[Given problem] The entries below should be quoted exactly, with no pictures carried over.

[Dataset listings of figures]
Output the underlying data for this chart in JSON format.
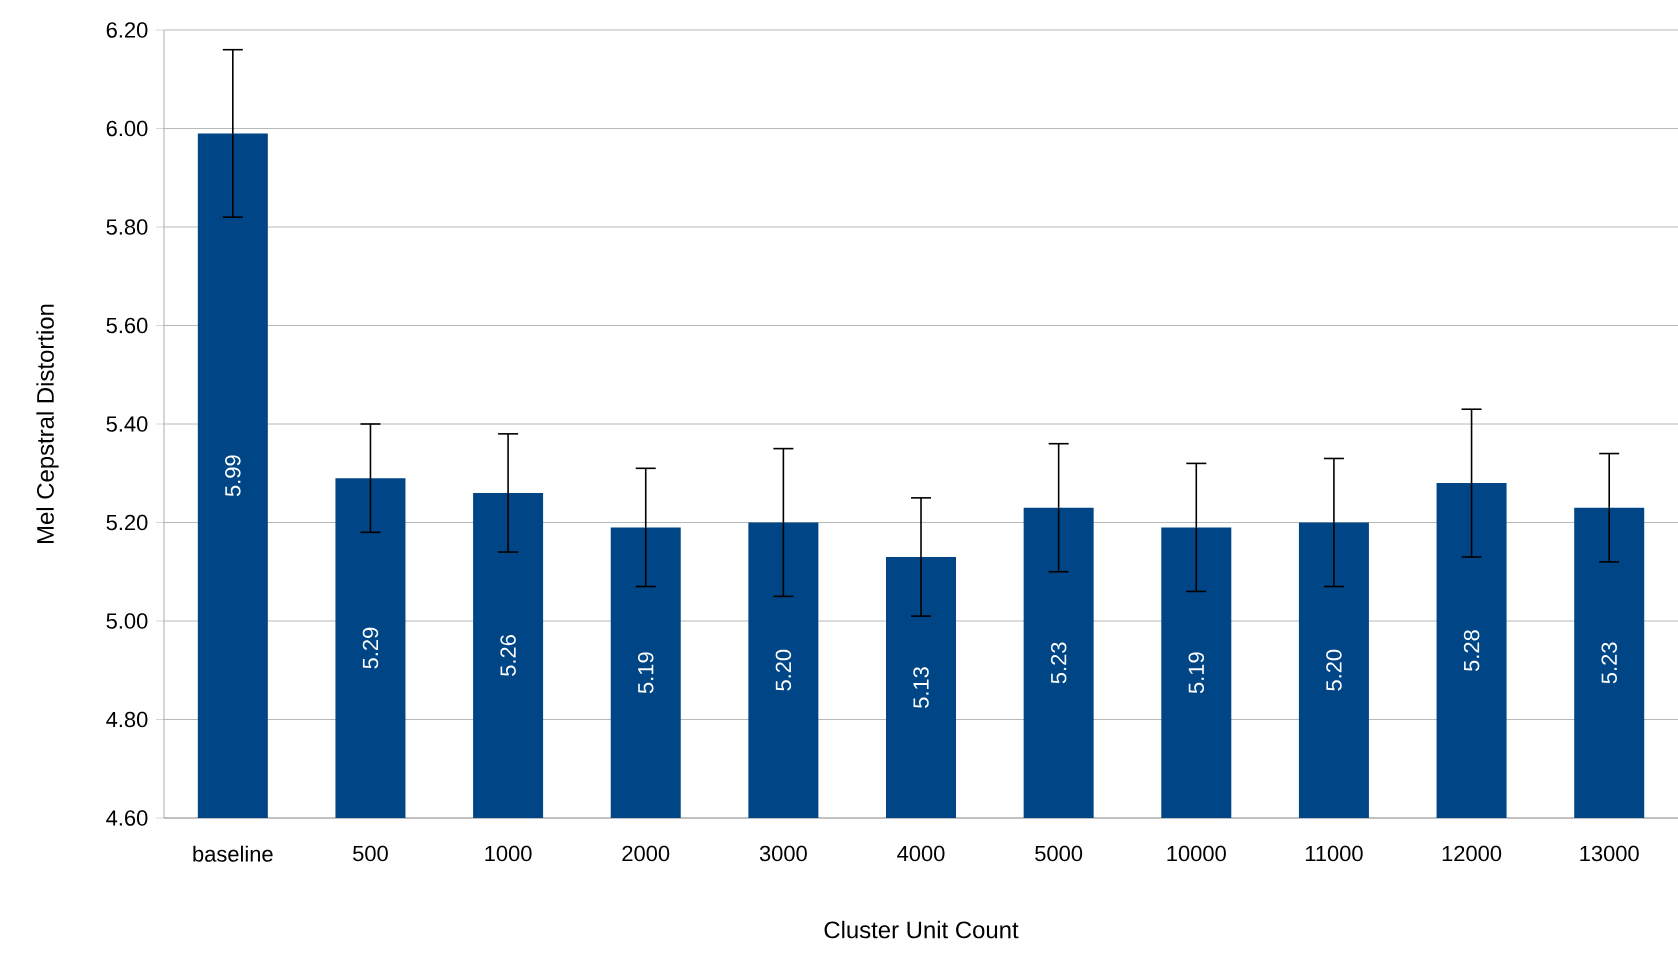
{
  "chart_data": {
    "type": "bar",
    "xlabel": "Cluster Unit Count",
    "ylabel": "Mel Cepstral Distortion",
    "categories": [
      "baseline",
      "500",
      "1000",
      "2000",
      "3000",
      "4000",
      "5000",
      "10000",
      "11000",
      "12000",
      "13000"
    ],
    "values": [
      5.99,
      5.29,
      5.26,
      5.19,
      5.2,
      5.13,
      5.23,
      5.19,
      5.2,
      5.28,
      5.23
    ],
    "errors": [
      0.17,
      0.11,
      0.12,
      0.12,
      0.15,
      0.12,
      0.13,
      0.13,
      0.13,
      0.15,
      0.11
    ],
    "value_labels": [
      "5.99",
      "5.29",
      "5.26",
      "5.19",
      "5.20",
      "5.13",
      "5.23",
      "5.19",
      "5.20",
      "5.28",
      "5.23"
    ],
    "color": "#004586",
    "ylim": [
      4.6,
      6.2
    ],
    "yticks": [
      {
        "value": 4.6,
        "label": "4.60"
      },
      {
        "value": 4.8,
        "label": "4.80"
      },
      {
        "value": 5.0,
        "label": "5.00"
      },
      {
        "value": 5.2,
        "label": "5.20"
      },
      {
        "value": 5.4,
        "label": "5.40"
      },
      {
        "value": 5.6,
        "label": "5.60"
      },
      {
        "value": 5.8,
        "label": "5.80"
      },
      {
        "value": 6.0,
        "label": "6.00"
      },
      {
        "value": 6.2,
        "label": "6.20"
      }
    ],
    "grid": "y"
  }
}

[Solution to this exercise]
Output the underlying data for this chart in JSON format.
{
  "chart_data": {
    "type": "bar",
    "xlabel": "Cluster Unit Count",
    "ylabel": "Mel Cepstral Distortion",
    "categories": [
      "baseline",
      "500",
      "1000",
      "2000",
      "3000",
      "4000",
      "5000",
      "10000",
      "11000",
      "12000",
      "13000"
    ],
    "values": [
      5.99,
      5.29,
      5.26,
      5.19,
      5.2,
      5.13,
      5.23,
      5.19,
      5.2,
      5.28,
      5.23
    ],
    "errors": [
      0.17,
      0.11,
      0.12,
      0.12,
      0.15,
      0.12,
      0.13,
      0.13,
      0.13,
      0.15,
      0.11
    ],
    "value_labels": [
      "5.99",
      "5.29",
      "5.26",
      "5.19",
      "5.20",
      "5.13",
      "5.23",
      "5.19",
      "5.20",
      "5.28",
      "5.23"
    ],
    "color": "#004586",
    "ylim": [
      4.6,
      6.2
    ],
    "yticks": [
      {
        "value": 4.6,
        "label": "4.60"
      },
      {
        "value": 4.8,
        "label": "4.80"
      },
      {
        "value": 5.0,
        "label": "5.00"
      },
      {
        "value": 5.2,
        "label": "5.20"
      },
      {
        "value": 5.4,
        "label": "5.40"
      },
      {
        "value": 5.6,
        "label": "5.60"
      },
      {
        "value": 5.8,
        "label": "5.80"
      },
      {
        "value": 6.0,
        "label": "6.00"
      },
      {
        "value": 6.2,
        "label": "6.20"
      }
    ],
    "grid": "y"
  }
}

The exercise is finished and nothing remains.